(Data entries)
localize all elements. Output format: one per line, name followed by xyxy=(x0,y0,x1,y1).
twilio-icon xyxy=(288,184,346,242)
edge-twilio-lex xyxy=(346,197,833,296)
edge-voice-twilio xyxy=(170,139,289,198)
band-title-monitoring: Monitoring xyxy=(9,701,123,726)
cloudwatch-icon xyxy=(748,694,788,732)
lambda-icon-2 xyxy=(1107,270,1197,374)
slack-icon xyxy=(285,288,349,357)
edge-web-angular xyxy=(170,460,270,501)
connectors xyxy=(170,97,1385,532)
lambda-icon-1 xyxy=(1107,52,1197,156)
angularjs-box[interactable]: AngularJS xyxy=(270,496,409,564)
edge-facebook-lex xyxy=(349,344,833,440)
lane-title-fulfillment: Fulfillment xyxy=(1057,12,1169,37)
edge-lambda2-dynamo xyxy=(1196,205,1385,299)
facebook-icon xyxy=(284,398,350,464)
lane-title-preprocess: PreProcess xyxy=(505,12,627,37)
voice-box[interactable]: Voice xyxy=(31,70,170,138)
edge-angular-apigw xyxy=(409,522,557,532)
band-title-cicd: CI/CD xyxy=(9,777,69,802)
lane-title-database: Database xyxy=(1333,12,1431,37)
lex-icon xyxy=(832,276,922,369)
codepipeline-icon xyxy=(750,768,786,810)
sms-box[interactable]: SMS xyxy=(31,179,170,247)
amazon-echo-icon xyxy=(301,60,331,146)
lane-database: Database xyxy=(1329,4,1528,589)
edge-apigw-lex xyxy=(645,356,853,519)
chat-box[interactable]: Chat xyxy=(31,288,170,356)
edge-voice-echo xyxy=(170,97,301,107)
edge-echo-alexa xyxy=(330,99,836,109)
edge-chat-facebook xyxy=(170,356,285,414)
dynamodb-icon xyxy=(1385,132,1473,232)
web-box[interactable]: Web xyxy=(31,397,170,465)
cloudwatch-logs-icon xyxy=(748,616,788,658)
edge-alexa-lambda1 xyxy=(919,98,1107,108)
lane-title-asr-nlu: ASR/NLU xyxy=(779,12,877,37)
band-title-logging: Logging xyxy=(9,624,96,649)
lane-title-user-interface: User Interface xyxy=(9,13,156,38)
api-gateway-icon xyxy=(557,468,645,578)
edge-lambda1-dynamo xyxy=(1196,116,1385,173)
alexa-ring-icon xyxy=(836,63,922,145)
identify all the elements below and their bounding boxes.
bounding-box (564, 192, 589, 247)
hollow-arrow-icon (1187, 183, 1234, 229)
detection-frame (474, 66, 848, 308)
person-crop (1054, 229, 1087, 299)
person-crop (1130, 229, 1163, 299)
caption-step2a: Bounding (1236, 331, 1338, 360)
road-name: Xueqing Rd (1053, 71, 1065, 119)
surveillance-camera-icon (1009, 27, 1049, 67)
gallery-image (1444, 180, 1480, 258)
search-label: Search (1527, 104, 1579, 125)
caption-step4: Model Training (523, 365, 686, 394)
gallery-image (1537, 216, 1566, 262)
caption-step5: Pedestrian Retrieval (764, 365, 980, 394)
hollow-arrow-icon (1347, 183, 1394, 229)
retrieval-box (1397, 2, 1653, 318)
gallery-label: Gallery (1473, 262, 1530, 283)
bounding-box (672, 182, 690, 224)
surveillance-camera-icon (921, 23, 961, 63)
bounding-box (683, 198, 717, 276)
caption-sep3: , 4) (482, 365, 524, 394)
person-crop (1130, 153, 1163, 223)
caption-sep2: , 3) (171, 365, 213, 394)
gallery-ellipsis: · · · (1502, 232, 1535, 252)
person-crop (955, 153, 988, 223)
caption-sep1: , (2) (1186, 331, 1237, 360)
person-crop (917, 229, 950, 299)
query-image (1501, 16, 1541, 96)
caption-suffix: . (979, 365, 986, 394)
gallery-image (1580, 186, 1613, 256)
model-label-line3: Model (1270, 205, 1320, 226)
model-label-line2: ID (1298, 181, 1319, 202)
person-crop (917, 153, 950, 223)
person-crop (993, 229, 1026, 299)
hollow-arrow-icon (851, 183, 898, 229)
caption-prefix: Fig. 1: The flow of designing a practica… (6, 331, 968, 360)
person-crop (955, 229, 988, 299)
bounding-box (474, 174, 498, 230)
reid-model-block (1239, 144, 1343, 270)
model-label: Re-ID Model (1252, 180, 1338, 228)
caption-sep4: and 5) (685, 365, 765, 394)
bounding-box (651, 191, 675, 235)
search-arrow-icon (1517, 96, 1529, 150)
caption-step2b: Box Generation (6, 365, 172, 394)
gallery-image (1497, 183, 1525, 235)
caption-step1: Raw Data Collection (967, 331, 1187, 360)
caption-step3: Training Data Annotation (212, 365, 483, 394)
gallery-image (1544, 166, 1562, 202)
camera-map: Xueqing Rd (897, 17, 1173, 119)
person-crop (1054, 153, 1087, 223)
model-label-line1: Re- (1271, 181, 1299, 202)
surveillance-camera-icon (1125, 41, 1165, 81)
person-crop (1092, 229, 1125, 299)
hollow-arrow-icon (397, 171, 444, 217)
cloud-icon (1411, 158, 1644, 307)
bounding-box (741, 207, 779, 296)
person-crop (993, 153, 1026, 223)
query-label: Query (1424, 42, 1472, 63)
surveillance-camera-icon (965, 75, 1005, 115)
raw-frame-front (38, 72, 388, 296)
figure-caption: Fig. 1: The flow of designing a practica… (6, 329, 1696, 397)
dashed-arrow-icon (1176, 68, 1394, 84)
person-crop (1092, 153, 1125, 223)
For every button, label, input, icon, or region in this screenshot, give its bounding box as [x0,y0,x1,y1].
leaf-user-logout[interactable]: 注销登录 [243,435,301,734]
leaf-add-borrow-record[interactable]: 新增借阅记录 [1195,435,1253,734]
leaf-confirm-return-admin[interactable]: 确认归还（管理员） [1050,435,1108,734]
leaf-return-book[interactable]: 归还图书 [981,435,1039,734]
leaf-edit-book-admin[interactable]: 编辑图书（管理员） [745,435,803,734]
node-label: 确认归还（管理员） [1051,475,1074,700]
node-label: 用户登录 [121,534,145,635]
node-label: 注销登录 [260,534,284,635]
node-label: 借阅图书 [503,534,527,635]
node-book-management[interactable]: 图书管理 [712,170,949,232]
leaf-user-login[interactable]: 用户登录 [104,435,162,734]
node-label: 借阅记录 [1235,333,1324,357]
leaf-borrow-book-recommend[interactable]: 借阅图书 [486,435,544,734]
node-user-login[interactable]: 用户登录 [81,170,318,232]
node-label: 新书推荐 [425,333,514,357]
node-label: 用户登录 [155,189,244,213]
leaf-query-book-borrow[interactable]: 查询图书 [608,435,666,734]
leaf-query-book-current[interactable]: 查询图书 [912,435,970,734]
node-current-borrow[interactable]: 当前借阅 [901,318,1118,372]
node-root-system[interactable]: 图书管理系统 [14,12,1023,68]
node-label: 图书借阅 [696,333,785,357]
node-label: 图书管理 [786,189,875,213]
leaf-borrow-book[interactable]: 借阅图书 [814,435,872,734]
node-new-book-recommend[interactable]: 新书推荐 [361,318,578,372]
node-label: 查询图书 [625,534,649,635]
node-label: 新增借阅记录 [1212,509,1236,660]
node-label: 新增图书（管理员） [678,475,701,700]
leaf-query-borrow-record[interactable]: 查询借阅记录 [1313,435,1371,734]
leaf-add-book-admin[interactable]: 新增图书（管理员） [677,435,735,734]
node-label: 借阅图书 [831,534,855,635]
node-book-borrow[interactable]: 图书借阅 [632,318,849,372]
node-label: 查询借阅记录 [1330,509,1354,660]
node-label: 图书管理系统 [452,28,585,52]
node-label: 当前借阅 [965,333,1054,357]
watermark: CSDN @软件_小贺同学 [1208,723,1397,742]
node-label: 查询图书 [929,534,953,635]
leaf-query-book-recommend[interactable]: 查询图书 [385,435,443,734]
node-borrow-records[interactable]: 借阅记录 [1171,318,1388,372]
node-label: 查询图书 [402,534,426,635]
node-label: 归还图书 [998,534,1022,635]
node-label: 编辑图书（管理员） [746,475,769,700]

Short exercise —
Quote the stretch of lines from the start of the data entries through the line containing "band-title-monitoring: Monitoring xyxy=(9,701,123,726)", including both ends.

Full answer —
localize all elements. Output format: one per line, name followed by xyxy=(x0,y0,x1,y1).
twilio-icon xyxy=(288,184,346,242)
edge-twilio-lex xyxy=(346,197,833,296)
edge-voice-twilio xyxy=(170,139,289,198)
band-title-monitoring: Monitoring xyxy=(9,701,123,726)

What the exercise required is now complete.